(begin)

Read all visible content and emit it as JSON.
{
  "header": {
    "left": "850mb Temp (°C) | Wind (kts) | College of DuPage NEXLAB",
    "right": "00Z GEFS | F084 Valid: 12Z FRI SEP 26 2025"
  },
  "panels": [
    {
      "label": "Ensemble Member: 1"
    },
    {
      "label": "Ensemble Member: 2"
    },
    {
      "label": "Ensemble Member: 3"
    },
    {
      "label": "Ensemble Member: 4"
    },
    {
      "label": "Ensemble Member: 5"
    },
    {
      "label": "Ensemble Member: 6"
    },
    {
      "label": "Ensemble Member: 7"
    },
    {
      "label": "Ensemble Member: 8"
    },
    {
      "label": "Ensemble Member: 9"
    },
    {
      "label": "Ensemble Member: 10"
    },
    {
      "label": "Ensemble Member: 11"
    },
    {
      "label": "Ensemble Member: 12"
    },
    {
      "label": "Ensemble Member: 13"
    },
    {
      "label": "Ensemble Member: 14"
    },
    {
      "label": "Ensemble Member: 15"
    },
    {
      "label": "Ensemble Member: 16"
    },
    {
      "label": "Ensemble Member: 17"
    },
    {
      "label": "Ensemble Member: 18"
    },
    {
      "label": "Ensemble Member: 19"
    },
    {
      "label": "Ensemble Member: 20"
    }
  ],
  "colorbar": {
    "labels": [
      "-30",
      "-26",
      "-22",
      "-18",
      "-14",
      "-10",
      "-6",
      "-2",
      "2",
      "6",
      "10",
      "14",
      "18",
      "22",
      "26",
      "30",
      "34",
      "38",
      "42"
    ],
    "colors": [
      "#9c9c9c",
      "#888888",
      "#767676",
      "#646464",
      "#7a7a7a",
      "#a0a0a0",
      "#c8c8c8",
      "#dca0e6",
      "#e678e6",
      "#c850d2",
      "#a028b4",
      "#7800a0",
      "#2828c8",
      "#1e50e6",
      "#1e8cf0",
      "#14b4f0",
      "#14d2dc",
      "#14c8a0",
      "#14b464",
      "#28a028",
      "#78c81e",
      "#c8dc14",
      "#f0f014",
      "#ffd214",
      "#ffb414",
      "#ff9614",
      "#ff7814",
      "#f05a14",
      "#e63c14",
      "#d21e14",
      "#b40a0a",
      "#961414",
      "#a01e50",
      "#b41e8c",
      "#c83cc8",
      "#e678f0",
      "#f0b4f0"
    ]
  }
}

(end)

*Instructions for the task*
Could you reproduce every record above exactly as it appears?

*Full output*
Read all visible content and emit it as JSON.
{
  "header": {
    "left": "850mb Temp (°C) | Wind (kts) | College of DuPage NEXLAB",
    "right": "00Z GEFS | F084 Valid: 12Z FRI SEP 26 2025"
  },
  "panels": [
    {
      "label": "Ensemble Member: 1"
    },
    {
      "label": "Ensemble Member: 2"
    },
    {
      "label": "Ensemble Member: 3"
    },
    {
      "label": "Ensemble Member: 4"
    },
    {
      "label": "Ensemble Member: 5"
    },
    {
      "label": "Ensemble Member: 6"
    },
    {
      "label": "Ensemble Member: 7"
    },
    {
      "label": "Ensemble Member: 8"
    },
    {
      "label": "Ensemble Member: 9"
    },
    {
      "label": "Ensemble Member: 10"
    },
    {
      "label": "Ensemble Member: 11"
    },
    {
      "label": "Ensemble Member: 12"
    },
    {
      "label": "Ensemble Member: 13"
    },
    {
      "label": "Ensemble Member: 14"
    },
    {
      "label": "Ensemble Member: 15"
    },
    {
      "label": "Ensemble Member: 16"
    },
    {
      "label": "Ensemble Member: 17"
    },
    {
      "label": "Ensemble Member: 18"
    },
    {
      "label": "Ensemble Member: 19"
    },
    {
      "label": "Ensemble Member: 20"
    }
  ],
  "colorbar": {
    "labels": [
      "-30",
      "-26",
      "-22",
      "-18",
      "-14",
      "-10",
      "-6",
      "-2",
      "2",
      "6",
      "10",
      "14",
      "18",
      "22",
      "26",
      "30",
      "34",
      "38",
      "42"
    ],
    "colors": [
      "#9c9c9c",
      "#888888",
      "#767676",
      "#646464",
      "#7a7a7a",
      "#a0a0a0",
      "#c8c8c8",
      "#dca0e6",
      "#e678e6",
      "#c850d2",
      "#a028b4",
      "#7800a0",
      "#2828c8",
      "#1e50e6",
      "#1e8cf0",
      "#14b4f0",
      "#14d2dc",
      "#14c8a0",
      "#14b464",
      "#28a028",
      "#78c81e",
      "#c8dc14",
      "#f0f014",
      "#ffd214",
      "#ffb414",
      "#ff9614",
      "#ff7814",
      "#f05a14",
      "#e63c14",
      "#d21e14",
      "#b40a0a",
      "#961414",
      "#a01e50",
      "#b41e8c",
      "#c83cc8",
      "#e678f0",
      "#f0b4f0"
    ]
  }
}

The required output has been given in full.